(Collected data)

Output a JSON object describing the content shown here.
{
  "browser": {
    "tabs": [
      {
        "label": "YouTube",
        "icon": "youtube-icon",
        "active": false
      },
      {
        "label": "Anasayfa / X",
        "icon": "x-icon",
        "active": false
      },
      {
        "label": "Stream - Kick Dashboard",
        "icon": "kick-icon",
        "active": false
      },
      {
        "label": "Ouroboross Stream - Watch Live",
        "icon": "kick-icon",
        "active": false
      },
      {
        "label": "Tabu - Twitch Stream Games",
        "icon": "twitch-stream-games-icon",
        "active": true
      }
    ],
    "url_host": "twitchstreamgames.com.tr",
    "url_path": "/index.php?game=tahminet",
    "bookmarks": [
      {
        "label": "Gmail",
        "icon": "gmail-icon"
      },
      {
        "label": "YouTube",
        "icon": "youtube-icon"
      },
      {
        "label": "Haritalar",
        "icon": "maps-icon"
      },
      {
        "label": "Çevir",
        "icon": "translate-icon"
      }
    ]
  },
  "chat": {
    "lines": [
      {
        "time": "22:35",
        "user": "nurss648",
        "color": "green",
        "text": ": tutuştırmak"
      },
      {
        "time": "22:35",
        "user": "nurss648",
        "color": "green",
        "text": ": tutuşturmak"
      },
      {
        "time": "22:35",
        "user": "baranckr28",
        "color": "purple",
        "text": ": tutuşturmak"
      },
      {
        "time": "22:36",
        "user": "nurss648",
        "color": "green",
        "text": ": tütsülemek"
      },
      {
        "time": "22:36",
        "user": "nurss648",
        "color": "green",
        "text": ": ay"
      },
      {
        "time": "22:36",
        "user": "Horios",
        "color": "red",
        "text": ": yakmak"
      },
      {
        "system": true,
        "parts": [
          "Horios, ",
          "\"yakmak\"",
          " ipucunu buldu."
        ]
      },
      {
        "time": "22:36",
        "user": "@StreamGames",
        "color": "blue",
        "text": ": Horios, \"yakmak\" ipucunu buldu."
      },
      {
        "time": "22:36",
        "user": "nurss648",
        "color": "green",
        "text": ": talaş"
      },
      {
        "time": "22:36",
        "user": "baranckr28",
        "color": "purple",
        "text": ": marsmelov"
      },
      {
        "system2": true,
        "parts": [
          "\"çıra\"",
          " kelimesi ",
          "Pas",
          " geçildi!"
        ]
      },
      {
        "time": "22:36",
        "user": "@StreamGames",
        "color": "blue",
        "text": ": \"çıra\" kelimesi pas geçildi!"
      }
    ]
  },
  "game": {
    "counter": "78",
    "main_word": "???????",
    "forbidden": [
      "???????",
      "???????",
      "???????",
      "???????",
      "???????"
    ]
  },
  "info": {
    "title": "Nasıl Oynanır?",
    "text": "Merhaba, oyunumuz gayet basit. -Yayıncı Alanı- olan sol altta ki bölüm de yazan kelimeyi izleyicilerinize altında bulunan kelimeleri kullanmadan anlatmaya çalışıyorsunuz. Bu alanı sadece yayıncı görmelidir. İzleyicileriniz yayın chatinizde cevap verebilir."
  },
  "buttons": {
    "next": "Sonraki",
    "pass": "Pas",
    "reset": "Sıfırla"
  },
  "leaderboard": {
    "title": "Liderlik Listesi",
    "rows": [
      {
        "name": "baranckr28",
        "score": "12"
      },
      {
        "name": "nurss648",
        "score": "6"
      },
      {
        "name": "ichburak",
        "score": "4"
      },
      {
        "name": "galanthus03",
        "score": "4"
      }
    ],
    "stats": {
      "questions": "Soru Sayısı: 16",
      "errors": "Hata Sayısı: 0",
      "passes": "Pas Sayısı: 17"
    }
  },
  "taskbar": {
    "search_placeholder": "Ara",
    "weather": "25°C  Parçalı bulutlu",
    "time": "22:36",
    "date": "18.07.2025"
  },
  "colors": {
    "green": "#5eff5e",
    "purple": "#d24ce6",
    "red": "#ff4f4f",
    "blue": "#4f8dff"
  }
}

_PROBLEM_: Set down the material above again, word for word.

_TASK SOLUTION_:
Output a JSON object describing the content shown here.
{
  "browser": {
    "tabs": [
      {
        "label": "YouTube",
        "icon": "youtube-icon",
        "active": false
      },
      {
        "label": "Anasayfa / X",
        "icon": "x-icon",
        "active": false
      },
      {
        "label": "Stream - Kick Dashboard",
        "icon": "kick-icon",
        "active": false
      },
      {
        "label": "Ouroboross Stream - Watch Live",
        "icon": "kick-icon",
        "active": false
      },
      {
        "label": "Tabu - Twitch Stream Games",
        "icon": "twitch-stream-games-icon",
        "active": true
      }
    ],
    "url_host": "twitchstreamgames.com.tr",
    "url_path": "/index.php?game=tahminet",
    "bookmarks": [
      {
        "label": "Gmail",
        "icon": "gmail-icon"
      },
      {
        "label": "YouTube",
        "icon": "youtube-icon"
      },
      {
        "label": "Haritalar",
        "icon": "maps-icon"
      },
      {
        "label": "Çevir",
        "icon": "translate-icon"
      }
    ]
  },
  "chat": {
    "lines": [
      {
        "time": "22:35",
        "user": "nurss648",
        "color": "green",
        "text": ": tutuştırmak"
      },
      {
        "time": "22:35",
        "user": "nurss648",
        "color": "green",
        "text": ": tutuşturmak"
      },
      {
        "time": "22:35",
        "user": "baranckr28",
        "color": "purple",
        "text": ": tutuşturmak"
      },
      {
        "time": "22:36",
        "user": "nurss648",
        "color": "green",
        "text": ": tütsülemek"
      },
      {
        "time": "22:36",
        "user": "nurss648",
        "color": "green",
        "text": ": ay"
      },
      {
        "time": "22:36",
        "user": "Horios",
        "color": "red",
        "text": ": yakmak"
      },
      {
        "system": true,
        "parts": [
          "Horios, ",
          "\"yakmak\"",
          " ipucunu buldu."
        ]
      },
      {
        "time": "22:36",
        "user": "@StreamGames",
        "color": "blue",
        "text": ": Horios, \"yakmak\" ipucunu buldu."
      },
      {
        "time": "22:36",
        "user": "nurss648",
        "color": "green",
        "text": ": talaş"
      },
      {
        "time": "22:36",
        "user": "baranckr28",
        "color": "purple",
        "text": ": marsmelov"
      },
      {
        "system2": true,
        "parts": [
          "\"çıra\"",
          " kelimesi ",
          "Pas",
          " geçildi!"
        ]
      },
      {
        "time": "22:36",
        "user": "@StreamGames",
        "color": "blue",
        "text": ": \"çıra\" kelimesi pas geçildi!"
      }
    ]
  },
  "game": {
    "counter": "78",
    "main_word": "???????",
    "forbidden": [
      "???????",
      "???????",
      "???????",
      "???????",
      "???????"
    ]
  },
  "info": {
    "title": "Nasıl Oynanır?",
    "text": "Merhaba, oyunumuz gayet basit. -Yayıncı Alanı- olan sol altta ki bölüm de yazan kelimeyi izleyicilerinize altında bulunan kelimeleri kullanmadan anlatmaya çalışıyorsunuz. Bu alanı sadece yayıncı görmelidir. İzleyicileriniz yayın chatinizde cevap verebilir."
  },
  "buttons": {
    "next": "Sonraki",
    "pass": "Pas",
    "reset": "Sıfırla"
  },
  "leaderboard": {
    "title": "Liderlik Listesi",
    "rows": [
      {
        "name": "baranckr28",
        "score": "12"
      },
      {
        "name": "nurss648",
        "score": "6"
      },
      {
        "name": "ichburak",
        "score": "4"
      },
      {
        "name": "galanthus03",
        "score": "4"
      }
    ],
    "stats": {
      "questions": "Soru Sayısı: 16",
      "errors": "Hata Sayısı: 0",
      "passes": "Pas Sayısı: 17"
    }
  },
  "taskbar": {
    "search_placeholder": "Ara",
    "weather": "25°C  Parçalı bulutlu",
    "time": "22:36",
    "date": "18.07.2025"
  },
  "colors": {
    "green": "#5eff5e",
    "purple": "#d24ce6",
    "red": "#ff4f4f",
    "blue": "#4f8dff"
  }
}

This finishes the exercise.